* _OBJECTIVE_:
Retype the material word for word.
----------
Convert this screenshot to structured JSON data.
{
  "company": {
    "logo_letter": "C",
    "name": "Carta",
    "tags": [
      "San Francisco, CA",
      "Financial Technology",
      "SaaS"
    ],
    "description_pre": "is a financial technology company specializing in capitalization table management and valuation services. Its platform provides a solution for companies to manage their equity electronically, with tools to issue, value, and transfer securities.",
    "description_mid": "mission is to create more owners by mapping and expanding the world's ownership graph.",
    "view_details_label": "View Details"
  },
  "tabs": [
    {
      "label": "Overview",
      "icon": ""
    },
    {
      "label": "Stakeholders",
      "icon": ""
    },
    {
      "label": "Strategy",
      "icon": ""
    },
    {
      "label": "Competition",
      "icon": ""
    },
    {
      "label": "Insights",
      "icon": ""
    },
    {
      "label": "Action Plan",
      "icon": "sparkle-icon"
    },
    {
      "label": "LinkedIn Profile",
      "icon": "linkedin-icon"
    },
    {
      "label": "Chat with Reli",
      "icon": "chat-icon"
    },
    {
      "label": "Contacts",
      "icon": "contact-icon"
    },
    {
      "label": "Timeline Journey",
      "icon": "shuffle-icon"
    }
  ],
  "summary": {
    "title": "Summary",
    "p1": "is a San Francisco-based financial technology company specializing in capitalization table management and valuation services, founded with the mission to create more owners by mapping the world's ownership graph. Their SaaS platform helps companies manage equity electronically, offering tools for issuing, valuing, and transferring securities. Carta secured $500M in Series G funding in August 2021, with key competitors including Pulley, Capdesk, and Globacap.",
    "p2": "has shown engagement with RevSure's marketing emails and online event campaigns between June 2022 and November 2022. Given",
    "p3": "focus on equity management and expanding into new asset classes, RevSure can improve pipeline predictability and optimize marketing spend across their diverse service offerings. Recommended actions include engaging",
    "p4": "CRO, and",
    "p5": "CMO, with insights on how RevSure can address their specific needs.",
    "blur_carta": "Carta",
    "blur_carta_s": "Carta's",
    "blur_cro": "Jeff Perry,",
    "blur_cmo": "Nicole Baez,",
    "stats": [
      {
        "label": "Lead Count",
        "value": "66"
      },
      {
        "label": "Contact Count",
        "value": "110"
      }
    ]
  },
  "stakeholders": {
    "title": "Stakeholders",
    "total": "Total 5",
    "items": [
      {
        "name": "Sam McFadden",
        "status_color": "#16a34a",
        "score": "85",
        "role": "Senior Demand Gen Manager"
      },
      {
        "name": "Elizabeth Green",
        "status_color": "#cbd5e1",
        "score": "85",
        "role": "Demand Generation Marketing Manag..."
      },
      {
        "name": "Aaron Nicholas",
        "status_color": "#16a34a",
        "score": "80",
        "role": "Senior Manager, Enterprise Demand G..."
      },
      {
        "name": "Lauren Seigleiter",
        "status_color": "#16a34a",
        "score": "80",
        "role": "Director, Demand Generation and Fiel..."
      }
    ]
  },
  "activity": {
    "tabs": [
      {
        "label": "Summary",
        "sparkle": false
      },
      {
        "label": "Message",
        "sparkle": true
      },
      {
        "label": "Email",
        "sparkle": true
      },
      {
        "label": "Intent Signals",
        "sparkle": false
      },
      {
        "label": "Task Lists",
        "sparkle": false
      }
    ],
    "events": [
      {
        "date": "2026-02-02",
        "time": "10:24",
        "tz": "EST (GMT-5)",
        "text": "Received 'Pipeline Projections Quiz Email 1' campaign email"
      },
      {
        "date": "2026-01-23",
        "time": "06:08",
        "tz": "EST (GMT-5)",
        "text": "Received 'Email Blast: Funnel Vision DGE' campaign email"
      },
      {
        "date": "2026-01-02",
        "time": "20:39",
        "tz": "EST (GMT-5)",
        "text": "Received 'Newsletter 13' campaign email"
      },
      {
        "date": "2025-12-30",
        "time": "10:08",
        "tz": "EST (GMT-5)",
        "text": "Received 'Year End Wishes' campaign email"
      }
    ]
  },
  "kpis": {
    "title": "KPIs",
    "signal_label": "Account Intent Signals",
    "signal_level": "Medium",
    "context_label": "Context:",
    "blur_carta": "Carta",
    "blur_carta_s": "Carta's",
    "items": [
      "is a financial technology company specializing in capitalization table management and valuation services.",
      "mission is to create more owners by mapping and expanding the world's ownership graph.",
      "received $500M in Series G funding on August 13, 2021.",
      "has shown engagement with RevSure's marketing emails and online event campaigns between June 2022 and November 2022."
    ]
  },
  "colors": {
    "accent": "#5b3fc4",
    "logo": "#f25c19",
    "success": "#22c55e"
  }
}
----------
* _THE COMPLETED TASK_:
Convert this screenshot to structured JSON data.
{
  "company": {
    "logo_letter": "C",
    "name": "Carta",
    "tags": [
      "San Francisco, CA",
      "Financial Technology",
      "SaaS"
    ],
    "description_pre": "is a financial technology company specializing in capitalization table management and valuation services. Its platform provides a solution for companies to manage their equity electronically, with tools to issue, value, and transfer securities.",
    "description_mid": "mission is to create more owners by mapping and expanding the world's ownership graph.",
    "view_details_label": "View Details"
  },
  "tabs": [
    {
      "label": "Overview",
      "icon": ""
    },
    {
      "label": "Stakeholders",
      "icon": ""
    },
    {
      "label": "Strategy",
      "icon": ""
    },
    {
      "label": "Competition",
      "icon": ""
    },
    {
      "label": "Insights",
      "icon": ""
    },
    {
      "label": "Action Plan",
      "icon": "sparkle-icon"
    },
    {
      "label": "LinkedIn Profile",
      "icon": "linkedin-icon"
    },
    {
      "label": "Chat with Reli",
      "icon": "chat-icon"
    },
    {
      "label": "Contacts",
      "icon": "contact-icon"
    },
    {
      "label": "Timeline Journey",
      "icon": "shuffle-icon"
    }
  ],
  "summary": {
    "title": "Summary",
    "p1": "is a San Francisco-based financial technology company specializing in capitalization table management and valuation services, founded with the mission to create more owners by mapping the world's ownership graph. Their SaaS platform helps companies manage equity electronically, offering tools for issuing, valuing, and transferring securities. Carta secured $500M in Series G funding in August 2021, with key competitors including Pulley, Capdesk, and Globacap.",
    "p2": "has shown engagement with RevSure's marketing emails and online event campaigns between June 2022 and November 2022. Given",
    "p3": "focus on equity management and expanding into new asset classes, RevSure can improve pipeline predictability and optimize marketing spend across their diverse service offerings. Recommended actions include engaging",
    "p4": "CRO, and",
    "p5": "CMO, with insights on how RevSure can address their specific needs.",
    "blur_carta": "Carta",
    "blur_carta_s": "Carta's",
    "blur_cro": "Jeff Perry,",
    "blur_cmo": "Nicole Baez,",
    "stats": [
      {
        "label": "Lead Count",
        "value": "66"
      },
      {
        "label": "Contact Count",
        "value": "110"
      }
    ]
  },
  "stakeholders": {
    "title": "Stakeholders",
    "total": "Total 5",
    "items": [
      {
        "name": "Sam McFadden",
        "status_color": "#16a34a",
        "score": "85",
        "role": "Senior Demand Gen Manager"
      },
      {
        "name": "Elizabeth Green",
        "status_color": "#cbd5e1",
        "score": "85",
        "role": "Demand Generation Marketing Manag..."
      },
      {
        "name": "Aaron Nicholas",
        "status_color": "#16a34a",
        "score": "80",
        "role": "Senior Manager, Enterprise Demand G..."
      },
      {
        "name": "Lauren Seigleiter",
        "status_color": "#16a34a",
        "score": "80",
        "role": "Director, Demand Generation and Fiel..."
      }
    ]
  },
  "activity": {
    "tabs": [
      {
        "label": "Summary",
        "sparkle": false
      },
      {
        "label": "Message",
        "sparkle": true
      },
      {
        "label": "Email",
        "sparkle": true
      },
      {
        "label": "Intent Signals",
        "sparkle": false
      },
      {
        "label": "Task Lists",
        "sparkle": false
      }
    ],
    "events": [
      {
        "date": "2026-02-02",
        "time": "10:24",
        "tz": "EST (GMT-5)",
        "text": "Received 'Pipeline Projections Quiz Email 1' campaign email"
      },
      {
        "date": "2026-01-23",
        "time": "06:08",
        "tz": "EST (GMT-5)",
        "text": "Received 'Email Blast: Funnel Vision DGE' campaign email"
      },
      {
        "date": "2026-01-02",
        "time": "20:39",
        "tz": "EST (GMT-5)",
        "text": "Received 'Newsletter 13' campaign email"
      },
      {
        "date": "2025-12-30",
        "time": "10:08",
        "tz": "EST (GMT-5)",
        "text": "Received 'Year End Wishes' campaign email"
      }
    ]
  },
  "kpis": {
    "title": "KPIs",
    "signal_label": "Account Intent Signals",
    "signal_level": "Medium",
    "context_label": "Context:",
    "blur_carta": "Carta",
    "blur_carta_s": "Carta's",
    "items": [
      "is a financial technology company specializing in capitalization table management and valuation services.",
      "mission is to create more owners by mapping and expanding the world's ownership graph.",
      "received $500M in Series G funding on August 13, 2021.",
      "has shown engagement with RevSure's marketing emails and online event campaigns between June 2022 and November 2022."
    ]
  },
  "colors": {
    "accent": "#5b3fc4",
    "logo": "#f25c19",
    "success": "#22c55e"
  }
}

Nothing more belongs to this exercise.